_WHAT TO DO_:
Output the material exactly, but drop every image it holds.
******
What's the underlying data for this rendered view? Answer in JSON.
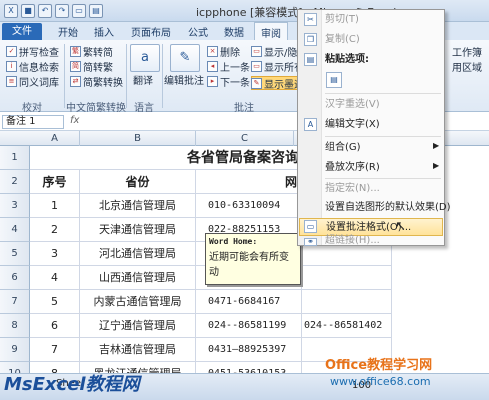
{
  "window": {
    "title": "icpphone [兼容模式] - Microsoft Excel"
  },
  "ribbon": {
    "tabs": [
      "文件",
      "开始",
      "插入",
      "页面布局",
      "公式",
      "数据",
      "审阅"
    ],
    "proofing": {
      "items": [
        "拼写检查",
        "信息检索",
        "同义词库"
      ],
      "group": "校对"
    },
    "chinese": {
      "items": [
        "繁转简",
        "简转繁",
        "简繁转换"
      ],
      "group": "中文简繁转换"
    },
    "language": {
      "item": "翻译",
      "group": "语言"
    },
    "comments": {
      "edit": "编辑批注",
      "items": [
        "删除",
        "上一条",
        "下一条"
      ],
      "show_all": "显示/隐藏",
      "show_all2": "显示所有",
      "show_ink": "显示墨迹",
      "group": "批注"
    },
    "right": {
      "a": "工作簿",
      "b": "用区域"
    }
  },
  "formula_bar": {
    "namebox": "备注 1",
    "fx": "fx"
  },
  "columns": [
    "A",
    "B",
    "C"
  ],
  "sheet": {
    "title": "各省管局备案咨询",
    "headers": {
      "num": "序号",
      "prov": "省份",
      "phone_partial": "网"
    },
    "rows": [
      {
        "row": "3",
        "num": "1",
        "prov": "北京通信管理局",
        "phone": "010-63310094",
        "phone2": ""
      },
      {
        "row": "4",
        "num": "2",
        "prov": "天津通信管理局",
        "phone": "022-88251153",
        "phone2": ""
      },
      {
        "row": "5",
        "num": "3",
        "prov": "河北通信管理局",
        "phone": "",
        "phone2": ""
      },
      {
        "row": "6",
        "num": "4",
        "prov": "山西通信管理局",
        "phone": "",
        "phone2": ""
      },
      {
        "row": "7",
        "num": "5",
        "prov": "内蒙古通信管理局",
        "phone": "0471-6684167",
        "phone2": ""
      },
      {
        "row": "8",
        "num": "6",
        "prov": "辽宁通信管理局",
        "phone": "024--86581199",
        "phone2": "024--86581402"
      },
      {
        "row": "9",
        "num": "7",
        "prov": "吉林通信管理局",
        "phone": "0431—88925397",
        "phone2": ""
      },
      {
        "row": "10",
        "num": "8",
        "prov": "黑龙江通信管理局",
        "phone": "0451-53610153",
        "phone2": ""
      }
    ],
    "row_header_1": "1",
    "row_header_2": "2"
  },
  "comment": {
    "author": "Word Home:",
    "text": "近期可能会有所变动"
  },
  "context_menu": {
    "items": [
      "剪切(T)",
      "复制(C)",
      "粘贴选项:",
      "",
      "汉字重选(V)",
      "编辑文字(X)",
      "组合(G)",
      "叠放次序(R)",
      "指定宏(N)...",
      "设置自选图形的默认效果(D)",
      "设置批注格式(O)...",
      "超链接(H)..."
    ]
  },
  "status": {
    "sheet": "Shee",
    "zoom": "100"
  },
  "watermark": {
    "left": "MsExcel教程网",
    "right": "Office教程学习网",
    "url": "www.office68.com"
  }
}
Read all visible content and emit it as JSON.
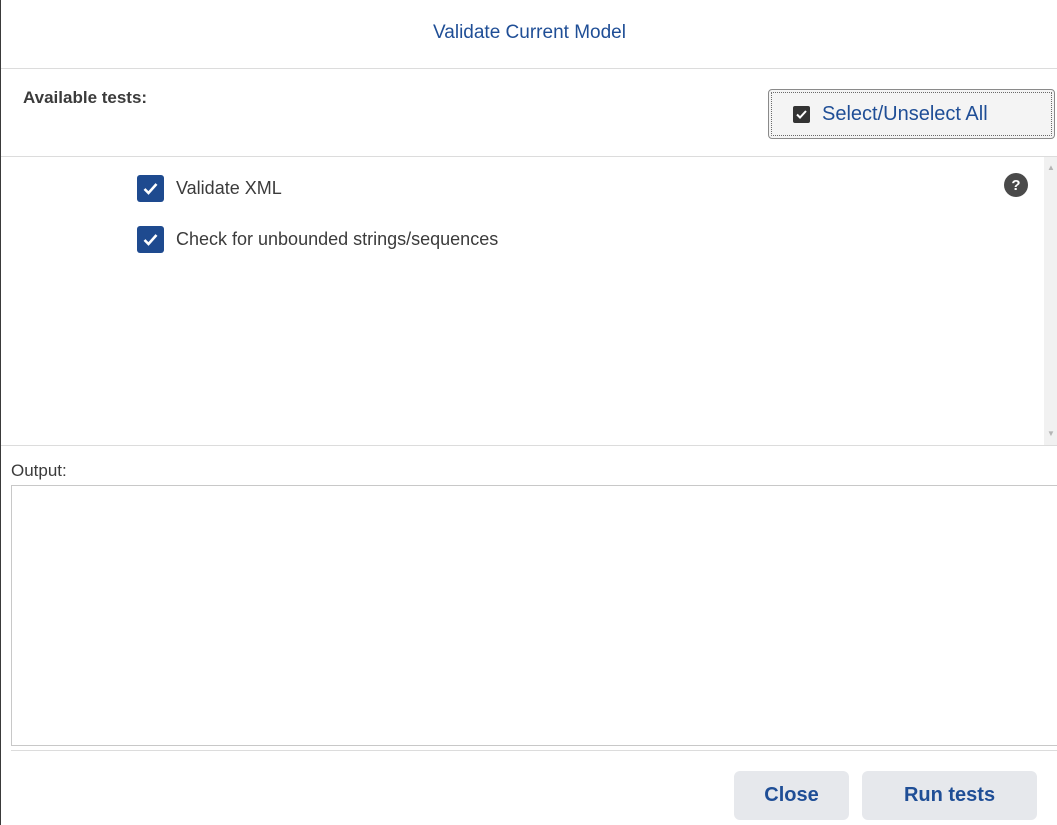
{
  "dialog": {
    "title": "Validate Current Model"
  },
  "tests": {
    "header_label": "Available tests:",
    "select_all_label": "Select/Unselect All",
    "select_all_checked": true,
    "items": [
      {
        "label": "Validate XML",
        "checked": true
      },
      {
        "label": "Check for unbounded strings/sequences",
        "checked": true
      }
    ],
    "help_icon": "question-circle-icon",
    "help_glyph": "?"
  },
  "output": {
    "label": "Output:",
    "value": ""
  },
  "footer": {
    "close_label": "Close",
    "run_label": "Run tests"
  },
  "colors": {
    "accent": "#1f4e96",
    "checkbox": "#1e4a8f",
    "button_bg": "#e6e8ec",
    "text": "#3b3b3b"
  }
}
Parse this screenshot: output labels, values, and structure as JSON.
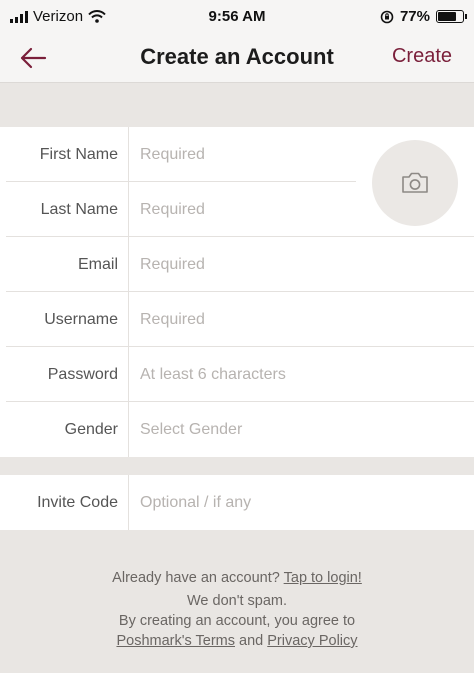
{
  "status_bar": {
    "carrier": "Verizon",
    "time": "9:56 AM",
    "battery": "77%",
    "battery_level": 0.77
  },
  "nav": {
    "title": "Create an Account",
    "create_label": "Create",
    "back_icon": "arrow-left-icon"
  },
  "form": {
    "first_name": {
      "label": "First Name",
      "placeholder": "Required"
    },
    "last_name": {
      "label": "Last Name",
      "placeholder": "Required"
    },
    "email": {
      "label": "Email",
      "placeholder": "Required"
    },
    "username": {
      "label": "Username",
      "placeholder": "Required"
    },
    "password": {
      "label": "Password",
      "placeholder": "At least 6 characters"
    },
    "gender": {
      "label": "Gender",
      "placeholder": "Select Gender"
    },
    "photo_icon": "camera-icon"
  },
  "invite": {
    "label": "Invite Code",
    "placeholder": "Optional / if any"
  },
  "footer": {
    "login_prompt": "Already have an account?",
    "login_link": "Tap to login!",
    "no_spam": "We don't spam.",
    "agree_text": "By creating an account, you agree to",
    "terms_link": "Poshmark's Terms",
    "and_text": "and",
    "privacy_link": "Privacy Policy"
  },
  "colors": {
    "accent": "#7a1f3a",
    "background": "#e9e6e3",
    "placeholder": "#b7b3b0"
  }
}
******
_WORKED SOLUTION_:
What's the underlying data for this rendered view? Answer in JSON.
{
  "window": {
    "title": "icpphone [兼容模式] - Microsoft Excel"
  },
  "ribbon": {
    "tabs": [
      "文件",
      "开始",
      "插入",
      "页面布局",
      "公式",
      "数据",
      "审阅"
    ],
    "proofing": {
      "items": [
        "拼写检查",
        "信息检索",
        "同义词库"
      ],
      "group": "校对"
    },
    "chinese": {
      "items": [
        "繁转简",
        "简转繁",
        "简繁转换"
      ],
      "group": "中文简繁转换"
    },
    "language": {
      "item": "翻译",
      "group": "语言"
    },
    "comments": {
      "edit": "编辑批注",
      "items": [
        "删除",
        "上一条",
        "下一条"
      ],
      "show_all": "显示/隐藏",
      "show_all2": "显示所有",
      "show_ink": "显示墨迹",
      "group": "批注"
    },
    "right": {
      "a": "工作簿",
      "b": "用区域"
    }
  },
  "formula_bar": {
    "namebox": "备注 1",
    "fx": "fx"
  },
  "columns": [
    "A",
    "B",
    "C"
  ],
  "sheet": {
    "title": "各省管局备案咨询",
    "headers": {
      "num": "序号",
      "prov": "省份",
      "phone_partial": "网"
    },
    "rows": [
      {
        "row": "3",
        "num": "1",
        "prov": "北京通信管理局",
        "phone": "010-63310094",
        "phone2": ""
      },
      {
        "row": "4",
        "num": "2",
        "prov": "天津通信管理局",
        "phone": "022-88251153",
        "phone2": ""
      },
      {
        "row": "5",
        "num": "3",
        "prov": "河北通信管理局",
        "phone": "",
        "phone2": ""
      },
      {
        "row": "6",
        "num": "4",
        "prov": "山西通信管理局",
        "phone": "",
        "phone2": ""
      },
      {
        "row": "7",
        "num": "5",
        "prov": "内蒙古通信管理局",
        "phone": "0471-6684167",
        "phone2": ""
      },
      {
        "row": "8",
        "num": "6",
        "prov": "辽宁通信管理局",
        "phone": "024--86581199",
        "phone2": "024--86581402"
      },
      {
        "row": "9",
        "num": "7",
        "prov": "吉林通信管理局",
        "phone": "0431—88925397",
        "phone2": ""
      },
      {
        "row": "10",
        "num": "8",
        "prov": "黑龙江通信管理局",
        "phone": "0451-53610153",
        "phone2": ""
      }
    ],
    "row_header_1": "1",
    "row_header_2": "2"
  },
  "comment": {
    "author": "Word Home:",
    "text": "近期可能会有所变动"
  },
  "context_menu": {
    "items": [
      "剪切(T)",
      "复制(C)",
      "粘贴选项:",
      "",
      "汉字重选(V)",
      "编辑文字(X)",
      "组合(G)",
      "叠放次序(R)",
      "指定宏(N)...",
      "设置自选图形的默认效果(D)",
      "设置批注格式(O)...",
      "超链接(H)..."
    ]
  },
  "status": {
    "sheet": "Shee",
    "zoom": "100"
  },
  "watermark": {
    "left": "MsExcel教程网",
    "right": "Office教程学习网",
    "url": "www.office68.com"
  }
}
Read all visible content and emit it as JSON.
{
  "dialog": {
    "title": "Validate Current Model"
  },
  "tests": {
    "header_label": "Available tests:",
    "select_all_label": "Select/Unselect All",
    "select_all_checked": true,
    "items": [
      {
        "label": "Validate XML",
        "checked": true
      },
      {
        "label": "Check for unbounded strings/sequences",
        "checked": true
      }
    ],
    "help_icon": "question-circle-icon",
    "help_glyph": "?"
  },
  "output": {
    "label": "Output:",
    "value": ""
  },
  "footer": {
    "close_label": "Close",
    "run_label": "Run tests"
  },
  "colors": {
    "accent": "#1f4e96",
    "checkbox": "#1e4a8f",
    "button_bg": "#e6e8ec",
    "text": "#3b3b3b"
  }
}
Parse this screenshot: output labels, values, and structure as JSON.
{
  "status_bar": {
    "carrier": "Verizon",
    "time": "9:56 AM",
    "battery": "77%",
    "battery_level": 0.77
  },
  "nav": {
    "title": "Create an Account",
    "create_label": "Create",
    "back_icon": "arrow-left-icon"
  },
  "form": {
    "first_name": {
      "label": "First Name",
      "placeholder": "Required"
    },
    "last_name": {
      "label": "Last Name",
      "placeholder": "Required"
    },
    "email": {
      "label": "Email",
      "placeholder": "Required"
    },
    "username": {
      "label": "Username",
      "placeholder": "Required"
    },
    "password": {
      "label": "Password",
      "placeholder": "At least 6 characters"
    },
    "gender": {
      "label": "Gender",
      "placeholder": "Select Gender"
    },
    "photo_icon": "camera-icon"
  },
  "invite": {
    "label": "Invite Code",
    "placeholder": "Optional / if any"
  },
  "footer": {
    "login_prompt": "Already have an account?",
    "login_link": "Tap to login!",
    "no_spam": "We don't spam.",
    "agree_text": "By creating an account, you agree to",
    "terms_link": "Poshmark's Terms",
    "and_text": "and",
    "privacy_link": "Privacy Policy"
  },
  "colors": {
    "accent": "#7a1f3a",
    "background": "#e9e6e3",
    "placeholder": "#b7b3b0"
  }
}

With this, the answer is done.